[Given exercise] Keep the pictures out of the copy and print all the entries below exactly.

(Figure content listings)
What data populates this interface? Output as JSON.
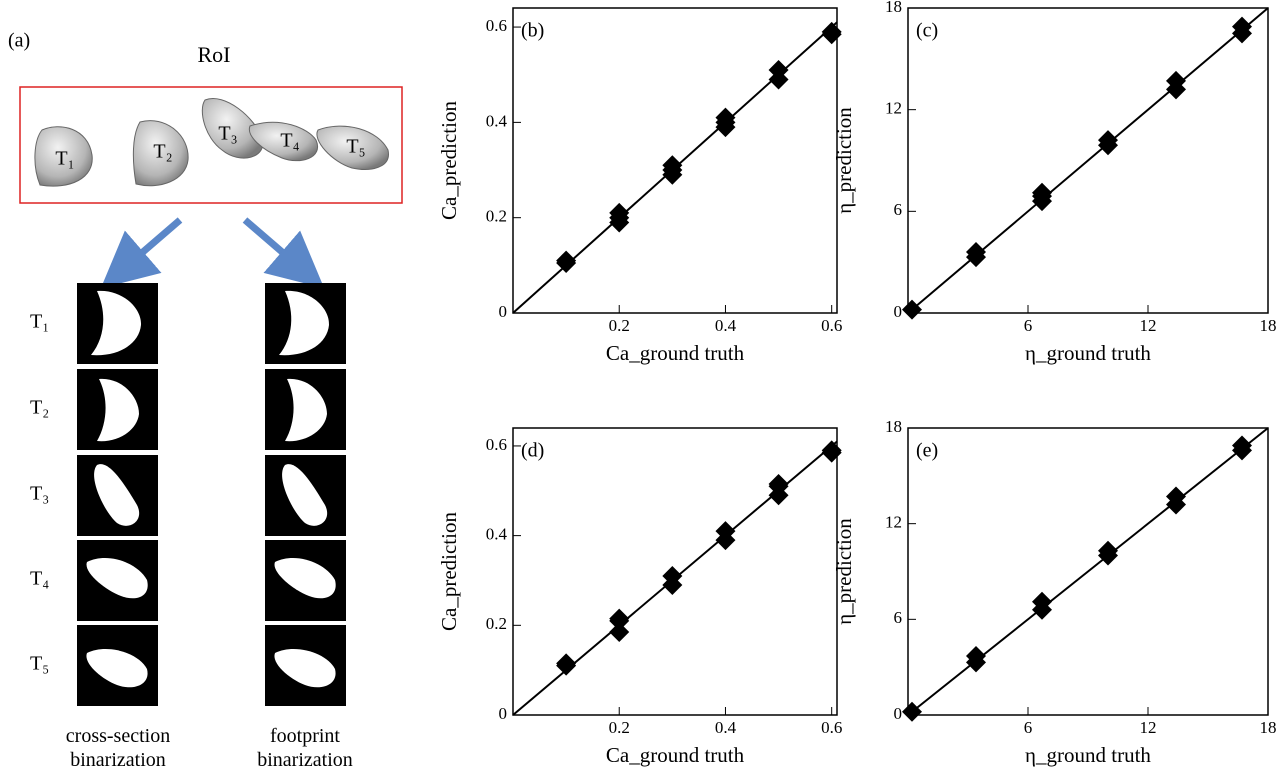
{
  "panel_a": {
    "label": "(a)",
    "roi_title": "RoI",
    "roi_labels": [
      "T₁",
      "T₂",
      "T₃",
      "T₄",
      "T₅"
    ],
    "row_labels": [
      "T₁",
      "T₂",
      "T₃",
      "T₄",
      "T₅"
    ],
    "left_caption": "cross-section binarization",
    "right_caption": "footprint binarization"
  },
  "chart_data": [
    {
      "type": "scatter",
      "panel_label": "(b)",
      "xlabel": "Ca_ground truth",
      "ylabel": "Ca_prediction",
      "color": "#000000",
      "x": [
        0.1,
        0.1,
        0.2,
        0.2,
        0.2,
        0.3,
        0.3,
        0.3,
        0.4,
        0.4,
        0.4,
        0.5,
        0.5,
        0.6,
        0.6
      ],
      "y": [
        0.105,
        0.11,
        0.19,
        0.2,
        0.21,
        0.29,
        0.3,
        0.31,
        0.39,
        0.4,
        0.41,
        0.49,
        0.51,
        0.585,
        0.59
      ],
      "xlim": [
        0,
        0.61
      ],
      "ylim": [
        0,
        0.64
      ],
      "xticks": [
        0.2,
        0.4,
        0.6
      ],
      "yticks": [
        0,
        0.2,
        0.4,
        0.6
      ],
      "reference_line": {
        "x": [
          0,
          0.61
        ],
        "y": [
          0,
          0.61
        ]
      }
    },
    {
      "type": "scatter",
      "panel_label": "(c)",
      "xlabel": "η_ground truth",
      "ylabel": "η_prediction",
      "color": "#000000",
      "x": [
        0.2,
        3.4,
        3.4,
        6.7,
        6.7,
        6.7,
        10,
        10,
        13.4,
        13.4,
        16.7,
        16.7
      ],
      "y": [
        0.2,
        3.3,
        3.6,
        6.6,
        6.9,
        7.1,
        9.9,
        10.2,
        13.2,
        13.7,
        16.5,
        16.9
      ],
      "xlim": [
        0,
        18
      ],
      "ylim": [
        0,
        18
      ],
      "xticks": [
        6,
        12,
        18
      ],
      "yticks": [
        0,
        6,
        12,
        18
      ],
      "reference_line": {
        "x": [
          0,
          18
        ],
        "y": [
          0,
          18
        ]
      }
    },
    {
      "type": "scatter",
      "panel_label": "(d)",
      "xlabel": "Ca_ground truth",
      "ylabel": "Ca_prediction",
      "color": "#000000",
      "x": [
        0.1,
        0.1,
        0.2,
        0.2,
        0.2,
        0.3,
        0.3,
        0.4,
        0.4,
        0.5,
        0.5,
        0.5,
        0.6,
        0.6
      ],
      "y": [
        0.11,
        0.115,
        0.185,
        0.21,
        0.215,
        0.29,
        0.31,
        0.39,
        0.41,
        0.49,
        0.51,
        0.515,
        0.585,
        0.59
      ],
      "xlim": [
        0,
        0.61
      ],
      "ylim": [
        0,
        0.64
      ],
      "xticks": [
        0.2,
        0.4,
        0.6
      ],
      "yticks": [
        0,
        0.2,
        0.4,
        0.6
      ],
      "reference_line": {
        "x": [
          0,
          0.61
        ],
        "y": [
          0,
          0.61
        ]
      }
    },
    {
      "type": "scatter",
      "panel_label": "(e)",
      "xlabel": "η_ground truth",
      "ylabel": "η_prediction",
      "color": "#000000",
      "x": [
        0.2,
        3.4,
        3.4,
        6.7,
        6.7,
        10,
        10,
        13.4,
        13.4,
        16.7,
        16.7
      ],
      "y": [
        0.2,
        3.3,
        3.7,
        6.6,
        7.1,
        10,
        10.3,
        13.2,
        13.7,
        16.6,
        16.9
      ],
      "xlim": [
        0,
        18
      ],
      "ylim": [
        0,
        18
      ],
      "xticks": [
        6,
        12,
        18
      ],
      "yticks": [
        0,
        6,
        12,
        18
      ],
      "reference_line": {
        "x": [
          0,
          18
        ],
        "y": [
          0,
          18
        ]
      }
    }
  ]
}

[The output]
What data populates this interface? Output as JSON.
{
  "panel_a": {
    "label": "(a)",
    "roi_title": "RoI",
    "roi_labels": [
      "T₁",
      "T₂",
      "T₃",
      "T₄",
      "T₅"
    ],
    "row_labels": [
      "T₁",
      "T₂",
      "T₃",
      "T₄",
      "T₅"
    ],
    "left_caption": "cross-section binarization",
    "right_caption": "footprint binarization"
  },
  "chart_data": [
    {
      "type": "scatter",
      "panel_label": "(b)",
      "xlabel": "Ca_ground truth",
      "ylabel": "Ca_prediction",
      "color": "#000000",
      "x": [
        0.1,
        0.1,
        0.2,
        0.2,
        0.2,
        0.3,
        0.3,
        0.3,
        0.4,
        0.4,
        0.4,
        0.5,
        0.5,
        0.6,
        0.6
      ],
      "y": [
        0.105,
        0.11,
        0.19,
        0.2,
        0.21,
        0.29,
        0.3,
        0.31,
        0.39,
        0.4,
        0.41,
        0.49,
        0.51,
        0.585,
        0.59
      ],
      "xlim": [
        0,
        0.61
      ],
      "ylim": [
        0,
        0.64
      ],
      "xticks": [
        0.2,
        0.4,
        0.6
      ],
      "yticks": [
        0,
        0.2,
        0.4,
        0.6
      ],
      "reference_line": {
        "x": [
          0,
          0.61
        ],
        "y": [
          0,
          0.61
        ]
      }
    },
    {
      "type": "scatter",
      "panel_label": "(c)",
      "xlabel": "η_ground truth",
      "ylabel": "η_prediction",
      "color": "#000000",
      "x": [
        0.2,
        3.4,
        3.4,
        6.7,
        6.7,
        6.7,
        10,
        10,
        13.4,
        13.4,
        16.7,
        16.7
      ],
      "y": [
        0.2,
        3.3,
        3.6,
        6.6,
        6.9,
        7.1,
        9.9,
        10.2,
        13.2,
        13.7,
        16.5,
        16.9
      ],
      "xlim": [
        0,
        18
      ],
      "ylim": [
        0,
        18
      ],
      "xticks": [
        6,
        12,
        18
      ],
      "yticks": [
        0,
        6,
        12,
        18
      ],
      "reference_line": {
        "x": [
          0,
          18
        ],
        "y": [
          0,
          18
        ]
      }
    },
    {
      "type": "scatter",
      "panel_label": "(d)",
      "xlabel": "Ca_ground truth",
      "ylabel": "Ca_prediction",
      "color": "#000000",
      "x": [
        0.1,
        0.1,
        0.2,
        0.2,
        0.2,
        0.3,
        0.3,
        0.4,
        0.4,
        0.5,
        0.5,
        0.5,
        0.6,
        0.6
      ],
      "y": [
        0.11,
        0.115,
        0.185,
        0.21,
        0.215,
        0.29,
        0.31,
        0.39,
        0.41,
        0.49,
        0.51,
        0.515,
        0.585,
        0.59
      ],
      "xlim": [
        0,
        0.61
      ],
      "ylim": [
        0,
        0.64
      ],
      "xticks": [
        0.2,
        0.4,
        0.6
      ],
      "yticks": [
        0,
        0.2,
        0.4,
        0.6
      ],
      "reference_line": {
        "x": [
          0,
          0.61
        ],
        "y": [
          0,
          0.61
        ]
      }
    },
    {
      "type": "scatter",
      "panel_label": "(e)",
      "xlabel": "η_ground truth",
      "ylabel": "η_prediction",
      "color": "#000000",
      "x": [
        0.2,
        3.4,
        3.4,
        6.7,
        6.7,
        10,
        10,
        13.4,
        13.4,
        16.7,
        16.7
      ],
      "y": [
        0.2,
        3.3,
        3.7,
        6.6,
        7.1,
        10,
        10.3,
        13.2,
        13.7,
        16.6,
        16.9
      ],
      "xlim": [
        0,
        18
      ],
      "ylim": [
        0,
        18
      ],
      "xticks": [
        6,
        12,
        18
      ],
      "yticks": [
        0,
        6,
        12,
        18
      ],
      "reference_line": {
        "x": [
          0,
          18
        ],
        "y": [
          0,
          18
        ]
      }
    }
  ]
}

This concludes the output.